## SOURCE MATERIAL

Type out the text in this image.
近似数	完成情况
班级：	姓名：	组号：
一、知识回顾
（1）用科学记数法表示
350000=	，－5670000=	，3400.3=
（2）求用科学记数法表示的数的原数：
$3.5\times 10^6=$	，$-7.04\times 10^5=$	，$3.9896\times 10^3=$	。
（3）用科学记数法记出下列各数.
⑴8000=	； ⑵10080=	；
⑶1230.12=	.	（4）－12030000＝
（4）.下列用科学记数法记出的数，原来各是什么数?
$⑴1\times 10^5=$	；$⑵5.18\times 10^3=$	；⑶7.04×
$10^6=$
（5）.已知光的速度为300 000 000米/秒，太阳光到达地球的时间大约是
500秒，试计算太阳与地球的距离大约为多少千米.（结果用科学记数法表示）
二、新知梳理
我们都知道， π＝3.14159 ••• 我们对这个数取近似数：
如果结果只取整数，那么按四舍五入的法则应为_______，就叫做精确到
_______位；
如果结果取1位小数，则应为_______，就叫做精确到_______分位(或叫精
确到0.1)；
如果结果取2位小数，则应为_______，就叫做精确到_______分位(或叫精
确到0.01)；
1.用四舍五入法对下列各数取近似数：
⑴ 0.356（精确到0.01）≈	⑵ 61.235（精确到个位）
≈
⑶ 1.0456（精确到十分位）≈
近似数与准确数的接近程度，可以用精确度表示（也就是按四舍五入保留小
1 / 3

## EXERCISE DESCRIPTION
Word for word, write out all of the data above.

## TASK RESULT
Type out the text in this image.
近似数	完成情况
班级：	姓名：	组号：
一、知识回顾
（1）用科学记数法表示
350000=	，－5670000=	，3400.3=
（2）求用科学记数法表示的数的原数：
$3.5\times 10^6=$	，$-7.04\times 10^5=$	，$3.9896\times 10^3=$	。
（3）用科学记数法记出下列各数.
⑴8000=	； ⑵10080=	；
⑶1230.12=	.	（4）－12030000＝
（4）.下列用科学记数法记出的数，原来各是什么数?
$⑴1\times 10^5=$	；$⑵5.18\times 10^3=$	；⑶7.04×
$10^6=$
（5）.已知光的速度为300 000 000米/秒，太阳光到达地球的时间大约是
500秒，试计算太阳与地球的距离大约为多少千米.（结果用科学记数法表示）
二、新知梳理
我们都知道， π＝3.14159 ••• 我们对这个数取近似数：
如果结果只取整数，那么按四舍五入的法则应为_______，就叫做精确到
_______位；
如果结果取1位小数，则应为_______，就叫做精确到_______分位(或叫精
确到0.1)；
如果结果取2位小数，则应为_______，就叫做精确到_______分位(或叫精
确到0.01)；
1.用四舍五入法对下列各数取近似数：
⑴ 0.356（精确到0.01）≈	⑵ 61.235（精确到个位）
≈
⑶ 1.0456（精确到十分位）≈
近似数与准确数的接近程度，可以用精确度表示（也就是按四舍五入保留小
1 / 3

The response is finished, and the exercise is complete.